== Task description ==
List, from the lines below, each one with "image" in it.

== Extracted data ==
________________
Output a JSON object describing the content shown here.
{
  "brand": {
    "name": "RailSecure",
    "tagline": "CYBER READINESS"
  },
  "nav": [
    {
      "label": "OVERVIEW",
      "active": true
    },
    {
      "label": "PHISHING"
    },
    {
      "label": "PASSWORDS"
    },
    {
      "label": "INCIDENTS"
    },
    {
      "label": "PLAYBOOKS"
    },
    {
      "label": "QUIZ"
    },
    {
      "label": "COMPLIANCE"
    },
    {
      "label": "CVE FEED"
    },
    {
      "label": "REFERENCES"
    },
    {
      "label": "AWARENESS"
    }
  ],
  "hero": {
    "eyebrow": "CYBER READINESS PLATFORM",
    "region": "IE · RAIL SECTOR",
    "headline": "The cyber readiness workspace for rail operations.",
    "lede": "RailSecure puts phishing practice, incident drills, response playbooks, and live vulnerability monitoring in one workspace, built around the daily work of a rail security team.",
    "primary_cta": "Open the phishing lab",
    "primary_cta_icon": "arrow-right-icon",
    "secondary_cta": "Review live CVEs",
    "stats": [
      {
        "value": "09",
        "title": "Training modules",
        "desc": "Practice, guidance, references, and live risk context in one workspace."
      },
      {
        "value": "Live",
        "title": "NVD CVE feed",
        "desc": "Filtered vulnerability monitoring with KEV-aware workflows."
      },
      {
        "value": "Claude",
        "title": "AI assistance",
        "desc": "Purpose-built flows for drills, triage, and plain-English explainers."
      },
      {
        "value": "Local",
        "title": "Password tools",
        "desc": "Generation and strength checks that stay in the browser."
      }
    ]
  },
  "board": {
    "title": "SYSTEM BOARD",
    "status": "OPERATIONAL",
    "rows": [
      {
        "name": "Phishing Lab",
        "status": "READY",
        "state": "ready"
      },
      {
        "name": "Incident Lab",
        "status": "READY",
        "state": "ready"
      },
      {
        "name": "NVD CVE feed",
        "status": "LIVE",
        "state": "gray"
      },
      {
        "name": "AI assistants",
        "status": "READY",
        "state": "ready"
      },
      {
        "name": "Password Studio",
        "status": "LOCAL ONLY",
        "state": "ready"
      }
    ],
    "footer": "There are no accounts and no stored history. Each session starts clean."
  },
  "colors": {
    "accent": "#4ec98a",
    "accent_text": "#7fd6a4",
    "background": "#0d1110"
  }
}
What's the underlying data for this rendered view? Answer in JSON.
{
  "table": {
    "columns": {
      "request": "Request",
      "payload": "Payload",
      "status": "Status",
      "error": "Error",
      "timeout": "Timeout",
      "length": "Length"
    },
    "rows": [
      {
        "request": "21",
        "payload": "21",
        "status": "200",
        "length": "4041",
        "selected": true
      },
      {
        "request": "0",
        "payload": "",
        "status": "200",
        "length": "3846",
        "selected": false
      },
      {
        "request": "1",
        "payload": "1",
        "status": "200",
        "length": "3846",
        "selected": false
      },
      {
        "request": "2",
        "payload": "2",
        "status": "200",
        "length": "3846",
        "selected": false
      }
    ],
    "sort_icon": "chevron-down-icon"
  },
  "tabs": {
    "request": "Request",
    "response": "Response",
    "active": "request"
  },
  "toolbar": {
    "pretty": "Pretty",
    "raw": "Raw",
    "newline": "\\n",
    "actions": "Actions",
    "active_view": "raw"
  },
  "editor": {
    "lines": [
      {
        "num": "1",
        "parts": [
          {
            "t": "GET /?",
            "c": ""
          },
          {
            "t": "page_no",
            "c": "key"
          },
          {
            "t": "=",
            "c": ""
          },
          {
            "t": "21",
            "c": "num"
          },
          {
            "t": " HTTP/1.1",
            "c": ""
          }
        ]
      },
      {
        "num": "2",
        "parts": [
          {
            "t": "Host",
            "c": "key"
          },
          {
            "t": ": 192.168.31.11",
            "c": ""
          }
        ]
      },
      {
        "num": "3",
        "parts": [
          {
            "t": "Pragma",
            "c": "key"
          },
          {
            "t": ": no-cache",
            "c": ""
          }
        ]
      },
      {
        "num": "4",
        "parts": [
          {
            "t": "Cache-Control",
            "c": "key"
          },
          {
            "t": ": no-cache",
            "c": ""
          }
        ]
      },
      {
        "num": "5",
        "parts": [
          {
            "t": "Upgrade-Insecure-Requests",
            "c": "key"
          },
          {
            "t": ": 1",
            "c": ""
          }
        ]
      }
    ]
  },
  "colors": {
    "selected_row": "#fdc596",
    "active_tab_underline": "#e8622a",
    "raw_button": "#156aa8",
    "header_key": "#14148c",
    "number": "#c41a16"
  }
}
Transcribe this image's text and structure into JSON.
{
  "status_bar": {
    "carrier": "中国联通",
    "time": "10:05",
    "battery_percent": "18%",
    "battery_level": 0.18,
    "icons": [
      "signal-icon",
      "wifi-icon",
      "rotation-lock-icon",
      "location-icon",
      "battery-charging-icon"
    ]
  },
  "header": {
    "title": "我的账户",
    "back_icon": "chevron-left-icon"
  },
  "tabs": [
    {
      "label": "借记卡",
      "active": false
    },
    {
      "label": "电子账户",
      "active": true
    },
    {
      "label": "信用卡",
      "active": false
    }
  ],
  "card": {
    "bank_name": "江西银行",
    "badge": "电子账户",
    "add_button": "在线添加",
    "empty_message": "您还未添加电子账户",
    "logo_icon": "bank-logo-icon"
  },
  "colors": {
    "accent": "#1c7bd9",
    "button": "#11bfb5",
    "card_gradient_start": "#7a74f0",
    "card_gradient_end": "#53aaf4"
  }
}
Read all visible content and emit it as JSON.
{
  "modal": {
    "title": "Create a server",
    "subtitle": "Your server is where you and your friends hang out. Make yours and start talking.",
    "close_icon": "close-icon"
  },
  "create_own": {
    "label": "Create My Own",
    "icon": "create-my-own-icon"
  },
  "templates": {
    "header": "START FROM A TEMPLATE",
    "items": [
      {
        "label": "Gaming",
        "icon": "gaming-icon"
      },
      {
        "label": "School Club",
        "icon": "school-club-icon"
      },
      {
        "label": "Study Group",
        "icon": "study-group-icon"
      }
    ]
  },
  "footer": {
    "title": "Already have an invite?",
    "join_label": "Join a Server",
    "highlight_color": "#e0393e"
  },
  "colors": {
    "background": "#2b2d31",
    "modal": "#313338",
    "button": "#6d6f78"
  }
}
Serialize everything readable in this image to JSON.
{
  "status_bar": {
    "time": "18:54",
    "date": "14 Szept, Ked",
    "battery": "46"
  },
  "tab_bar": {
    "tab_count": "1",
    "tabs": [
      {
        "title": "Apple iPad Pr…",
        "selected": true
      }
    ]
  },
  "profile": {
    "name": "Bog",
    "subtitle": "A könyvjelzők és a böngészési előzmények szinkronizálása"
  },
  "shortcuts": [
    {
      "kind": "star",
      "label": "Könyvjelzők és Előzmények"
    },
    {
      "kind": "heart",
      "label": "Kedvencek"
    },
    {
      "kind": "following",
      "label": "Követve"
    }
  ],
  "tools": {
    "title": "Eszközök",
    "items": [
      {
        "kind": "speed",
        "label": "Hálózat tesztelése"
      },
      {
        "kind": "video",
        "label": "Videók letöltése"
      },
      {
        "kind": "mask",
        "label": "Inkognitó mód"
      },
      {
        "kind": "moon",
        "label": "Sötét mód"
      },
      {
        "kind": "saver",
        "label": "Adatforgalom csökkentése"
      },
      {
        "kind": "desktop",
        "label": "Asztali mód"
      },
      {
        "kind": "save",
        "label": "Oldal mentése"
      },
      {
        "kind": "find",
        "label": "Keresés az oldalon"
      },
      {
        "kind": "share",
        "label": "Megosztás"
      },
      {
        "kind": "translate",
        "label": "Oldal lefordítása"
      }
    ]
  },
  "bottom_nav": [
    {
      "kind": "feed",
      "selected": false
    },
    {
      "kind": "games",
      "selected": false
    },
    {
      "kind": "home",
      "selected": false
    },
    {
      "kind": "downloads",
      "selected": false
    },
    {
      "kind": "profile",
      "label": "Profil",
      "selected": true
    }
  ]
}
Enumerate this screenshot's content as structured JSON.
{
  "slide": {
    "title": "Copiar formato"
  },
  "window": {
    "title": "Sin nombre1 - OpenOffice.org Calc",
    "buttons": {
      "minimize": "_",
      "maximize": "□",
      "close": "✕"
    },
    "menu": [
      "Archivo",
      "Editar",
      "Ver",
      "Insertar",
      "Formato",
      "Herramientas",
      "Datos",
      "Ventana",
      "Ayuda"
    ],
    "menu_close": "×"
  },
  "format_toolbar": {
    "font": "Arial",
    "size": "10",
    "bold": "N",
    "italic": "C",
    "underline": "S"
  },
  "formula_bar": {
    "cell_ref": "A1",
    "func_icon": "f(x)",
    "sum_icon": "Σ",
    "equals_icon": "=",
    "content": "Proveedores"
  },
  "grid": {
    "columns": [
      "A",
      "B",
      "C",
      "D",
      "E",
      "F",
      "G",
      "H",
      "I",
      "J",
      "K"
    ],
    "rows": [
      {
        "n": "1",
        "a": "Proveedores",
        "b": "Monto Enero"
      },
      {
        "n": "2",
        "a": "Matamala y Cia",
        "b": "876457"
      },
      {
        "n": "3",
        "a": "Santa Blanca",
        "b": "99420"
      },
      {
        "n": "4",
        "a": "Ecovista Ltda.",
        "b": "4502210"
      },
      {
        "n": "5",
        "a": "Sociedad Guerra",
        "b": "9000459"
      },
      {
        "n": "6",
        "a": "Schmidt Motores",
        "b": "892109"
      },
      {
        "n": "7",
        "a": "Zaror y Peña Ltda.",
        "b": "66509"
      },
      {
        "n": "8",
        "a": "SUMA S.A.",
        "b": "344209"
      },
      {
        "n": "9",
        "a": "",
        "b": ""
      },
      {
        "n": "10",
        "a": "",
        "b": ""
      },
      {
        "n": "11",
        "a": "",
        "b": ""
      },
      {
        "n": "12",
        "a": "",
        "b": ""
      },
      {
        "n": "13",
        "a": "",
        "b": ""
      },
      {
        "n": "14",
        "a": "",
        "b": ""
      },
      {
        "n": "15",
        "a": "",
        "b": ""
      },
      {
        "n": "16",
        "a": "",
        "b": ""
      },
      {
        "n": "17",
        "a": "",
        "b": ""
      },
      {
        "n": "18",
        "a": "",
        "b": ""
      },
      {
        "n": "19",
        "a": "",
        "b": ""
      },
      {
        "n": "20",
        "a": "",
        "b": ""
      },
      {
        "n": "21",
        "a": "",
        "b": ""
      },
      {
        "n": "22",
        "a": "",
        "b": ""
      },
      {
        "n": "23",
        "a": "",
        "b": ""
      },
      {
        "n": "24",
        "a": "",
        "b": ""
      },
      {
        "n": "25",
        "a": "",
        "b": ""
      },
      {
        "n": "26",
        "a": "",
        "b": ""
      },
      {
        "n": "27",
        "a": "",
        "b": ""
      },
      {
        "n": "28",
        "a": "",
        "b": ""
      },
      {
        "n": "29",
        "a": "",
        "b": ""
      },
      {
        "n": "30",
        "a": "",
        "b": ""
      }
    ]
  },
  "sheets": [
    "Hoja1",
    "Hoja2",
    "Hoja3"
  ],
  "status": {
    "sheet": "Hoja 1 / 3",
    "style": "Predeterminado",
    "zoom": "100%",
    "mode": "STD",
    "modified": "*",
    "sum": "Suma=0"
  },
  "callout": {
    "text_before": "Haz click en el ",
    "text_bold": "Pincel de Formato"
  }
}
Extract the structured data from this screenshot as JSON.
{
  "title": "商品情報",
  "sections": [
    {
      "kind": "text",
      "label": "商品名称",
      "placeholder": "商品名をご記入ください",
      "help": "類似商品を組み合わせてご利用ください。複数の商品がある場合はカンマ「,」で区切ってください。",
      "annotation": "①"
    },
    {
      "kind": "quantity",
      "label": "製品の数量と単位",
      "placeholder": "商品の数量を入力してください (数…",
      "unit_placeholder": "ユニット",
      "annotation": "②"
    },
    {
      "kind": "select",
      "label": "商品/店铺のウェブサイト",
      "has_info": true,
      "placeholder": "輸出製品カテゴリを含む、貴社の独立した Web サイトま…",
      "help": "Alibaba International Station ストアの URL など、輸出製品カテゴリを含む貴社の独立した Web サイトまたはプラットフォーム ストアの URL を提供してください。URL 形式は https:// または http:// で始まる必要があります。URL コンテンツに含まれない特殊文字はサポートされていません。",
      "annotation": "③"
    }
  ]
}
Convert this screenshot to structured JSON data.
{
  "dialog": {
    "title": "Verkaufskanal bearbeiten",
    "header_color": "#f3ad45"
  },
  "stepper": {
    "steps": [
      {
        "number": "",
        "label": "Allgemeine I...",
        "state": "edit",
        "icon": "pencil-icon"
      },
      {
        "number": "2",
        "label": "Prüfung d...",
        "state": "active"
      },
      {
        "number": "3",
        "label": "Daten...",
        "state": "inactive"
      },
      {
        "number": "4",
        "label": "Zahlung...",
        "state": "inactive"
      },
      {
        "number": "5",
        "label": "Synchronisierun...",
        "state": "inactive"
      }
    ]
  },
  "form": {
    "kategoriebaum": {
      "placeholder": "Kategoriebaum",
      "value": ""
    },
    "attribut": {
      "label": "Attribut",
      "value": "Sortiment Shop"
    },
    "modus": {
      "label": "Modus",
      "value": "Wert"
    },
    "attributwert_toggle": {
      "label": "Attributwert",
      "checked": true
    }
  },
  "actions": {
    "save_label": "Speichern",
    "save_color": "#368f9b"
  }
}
________________
== Solved exercise ==
Transcribe this image's text and structure into JSON.
Serialize everything readable in this image to JSON.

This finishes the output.